Work to be completed
Pull out every line below that holds the word "show".
* begin Task data *
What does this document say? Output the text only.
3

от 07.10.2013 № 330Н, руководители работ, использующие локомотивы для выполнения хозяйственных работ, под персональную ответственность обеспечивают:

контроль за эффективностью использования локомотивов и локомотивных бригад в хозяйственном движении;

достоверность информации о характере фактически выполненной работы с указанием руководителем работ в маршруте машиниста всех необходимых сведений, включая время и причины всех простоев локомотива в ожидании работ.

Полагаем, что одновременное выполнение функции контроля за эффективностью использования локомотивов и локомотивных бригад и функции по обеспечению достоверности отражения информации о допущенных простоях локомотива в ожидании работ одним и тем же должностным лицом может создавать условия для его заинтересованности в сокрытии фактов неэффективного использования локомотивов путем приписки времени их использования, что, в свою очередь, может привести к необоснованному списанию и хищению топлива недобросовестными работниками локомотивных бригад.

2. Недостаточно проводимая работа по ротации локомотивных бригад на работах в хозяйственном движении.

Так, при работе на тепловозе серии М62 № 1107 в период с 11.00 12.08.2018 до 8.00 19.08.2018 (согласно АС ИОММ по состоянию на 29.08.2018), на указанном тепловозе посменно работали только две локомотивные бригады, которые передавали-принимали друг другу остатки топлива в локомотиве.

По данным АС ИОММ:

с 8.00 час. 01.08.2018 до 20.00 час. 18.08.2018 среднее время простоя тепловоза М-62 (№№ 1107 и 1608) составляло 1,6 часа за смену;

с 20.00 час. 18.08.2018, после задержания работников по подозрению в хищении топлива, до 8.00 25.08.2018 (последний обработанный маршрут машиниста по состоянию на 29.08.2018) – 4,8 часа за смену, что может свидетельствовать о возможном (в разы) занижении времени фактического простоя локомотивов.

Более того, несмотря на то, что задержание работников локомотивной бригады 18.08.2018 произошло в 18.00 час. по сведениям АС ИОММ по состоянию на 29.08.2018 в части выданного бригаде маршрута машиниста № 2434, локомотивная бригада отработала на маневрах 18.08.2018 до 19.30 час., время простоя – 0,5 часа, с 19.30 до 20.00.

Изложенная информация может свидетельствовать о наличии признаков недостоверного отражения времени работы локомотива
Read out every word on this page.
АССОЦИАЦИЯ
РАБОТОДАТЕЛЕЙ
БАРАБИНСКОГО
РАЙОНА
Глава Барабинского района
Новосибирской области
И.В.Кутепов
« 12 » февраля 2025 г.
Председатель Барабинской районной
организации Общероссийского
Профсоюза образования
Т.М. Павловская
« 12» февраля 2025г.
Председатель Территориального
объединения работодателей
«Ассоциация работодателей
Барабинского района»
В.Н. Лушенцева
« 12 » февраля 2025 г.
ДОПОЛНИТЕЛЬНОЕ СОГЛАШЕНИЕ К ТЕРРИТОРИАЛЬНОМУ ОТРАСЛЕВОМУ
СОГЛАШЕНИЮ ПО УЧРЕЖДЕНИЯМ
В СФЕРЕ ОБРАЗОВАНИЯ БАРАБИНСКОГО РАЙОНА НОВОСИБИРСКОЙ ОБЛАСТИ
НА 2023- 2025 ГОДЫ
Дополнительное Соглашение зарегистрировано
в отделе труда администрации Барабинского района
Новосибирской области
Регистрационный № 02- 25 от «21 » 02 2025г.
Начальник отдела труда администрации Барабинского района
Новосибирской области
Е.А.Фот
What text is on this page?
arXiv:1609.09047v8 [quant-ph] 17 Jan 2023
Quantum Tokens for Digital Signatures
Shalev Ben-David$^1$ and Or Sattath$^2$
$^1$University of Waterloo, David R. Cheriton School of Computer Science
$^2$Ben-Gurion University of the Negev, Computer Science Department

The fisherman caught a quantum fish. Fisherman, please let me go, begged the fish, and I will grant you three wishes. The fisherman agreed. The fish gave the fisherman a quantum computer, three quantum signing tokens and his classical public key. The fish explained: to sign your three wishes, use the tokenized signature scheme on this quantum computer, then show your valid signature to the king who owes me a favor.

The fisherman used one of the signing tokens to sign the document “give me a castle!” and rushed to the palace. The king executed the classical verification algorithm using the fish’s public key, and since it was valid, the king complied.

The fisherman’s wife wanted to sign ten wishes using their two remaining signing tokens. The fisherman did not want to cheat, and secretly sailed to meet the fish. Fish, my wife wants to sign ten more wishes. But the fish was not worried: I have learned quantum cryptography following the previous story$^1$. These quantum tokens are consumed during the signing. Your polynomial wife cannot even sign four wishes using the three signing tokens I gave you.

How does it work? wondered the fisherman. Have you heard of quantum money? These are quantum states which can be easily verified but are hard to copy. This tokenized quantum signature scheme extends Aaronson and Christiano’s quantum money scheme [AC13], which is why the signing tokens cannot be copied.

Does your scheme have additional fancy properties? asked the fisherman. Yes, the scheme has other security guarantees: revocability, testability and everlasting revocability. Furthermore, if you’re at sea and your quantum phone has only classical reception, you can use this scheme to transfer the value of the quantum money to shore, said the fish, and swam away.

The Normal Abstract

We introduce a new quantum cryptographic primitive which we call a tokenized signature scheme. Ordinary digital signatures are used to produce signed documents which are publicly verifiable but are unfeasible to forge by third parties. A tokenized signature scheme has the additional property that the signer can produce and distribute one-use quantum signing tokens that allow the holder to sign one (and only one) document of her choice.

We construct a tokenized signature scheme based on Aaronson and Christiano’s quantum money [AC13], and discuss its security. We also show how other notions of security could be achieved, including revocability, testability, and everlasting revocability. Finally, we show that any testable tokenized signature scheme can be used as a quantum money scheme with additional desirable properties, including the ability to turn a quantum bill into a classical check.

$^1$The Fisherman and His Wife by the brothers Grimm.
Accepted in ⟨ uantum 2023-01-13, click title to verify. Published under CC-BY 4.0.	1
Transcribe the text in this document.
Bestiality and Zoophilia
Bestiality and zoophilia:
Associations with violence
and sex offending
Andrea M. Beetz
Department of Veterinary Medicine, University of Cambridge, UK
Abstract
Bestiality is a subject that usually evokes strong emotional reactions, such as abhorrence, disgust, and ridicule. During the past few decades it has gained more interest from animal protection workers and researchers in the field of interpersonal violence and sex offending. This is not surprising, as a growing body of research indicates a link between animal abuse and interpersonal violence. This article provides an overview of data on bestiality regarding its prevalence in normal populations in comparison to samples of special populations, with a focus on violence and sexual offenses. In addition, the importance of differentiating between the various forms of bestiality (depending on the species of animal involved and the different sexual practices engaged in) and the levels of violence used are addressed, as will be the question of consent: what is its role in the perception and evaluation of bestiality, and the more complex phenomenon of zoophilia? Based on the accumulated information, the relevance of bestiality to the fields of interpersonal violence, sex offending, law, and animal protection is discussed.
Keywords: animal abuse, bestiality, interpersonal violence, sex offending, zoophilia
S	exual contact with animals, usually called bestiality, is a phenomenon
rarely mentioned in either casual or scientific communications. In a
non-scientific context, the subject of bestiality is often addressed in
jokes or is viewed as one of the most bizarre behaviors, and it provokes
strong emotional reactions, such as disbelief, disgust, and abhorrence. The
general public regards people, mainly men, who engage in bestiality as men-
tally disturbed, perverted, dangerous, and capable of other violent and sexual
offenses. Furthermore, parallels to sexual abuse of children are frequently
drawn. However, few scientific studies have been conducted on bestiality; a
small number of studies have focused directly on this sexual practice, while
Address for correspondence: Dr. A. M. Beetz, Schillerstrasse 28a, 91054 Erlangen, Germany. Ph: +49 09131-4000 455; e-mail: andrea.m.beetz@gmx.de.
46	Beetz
* end Task data *
Response for this exercise
The fisherman caught a quantum fish. Fisherman, please let me go, begged the fish, and I will grant you three wishes. The fisherman agreed. The fish gave the fisherman a quantum computer, three quantum signing tokens and his classical public key. The fish explained: to sign your three wishes, use the tokenized signature scheme on this quantum computer, then show your valid signature to the king who owes me a favor.
We construct a tokenized signature scheme based on Aaronson and Christiano’s quantum money [AC13], and discuss its security. We also show how other notions of security could be achieved, including revocability, testability, and everlasting revocability. Finally, we show that any testable tokenized signature scheme can be used as a quantum money scheme with additional desirable properties, including the ability to turn a quantum bill into a classical check.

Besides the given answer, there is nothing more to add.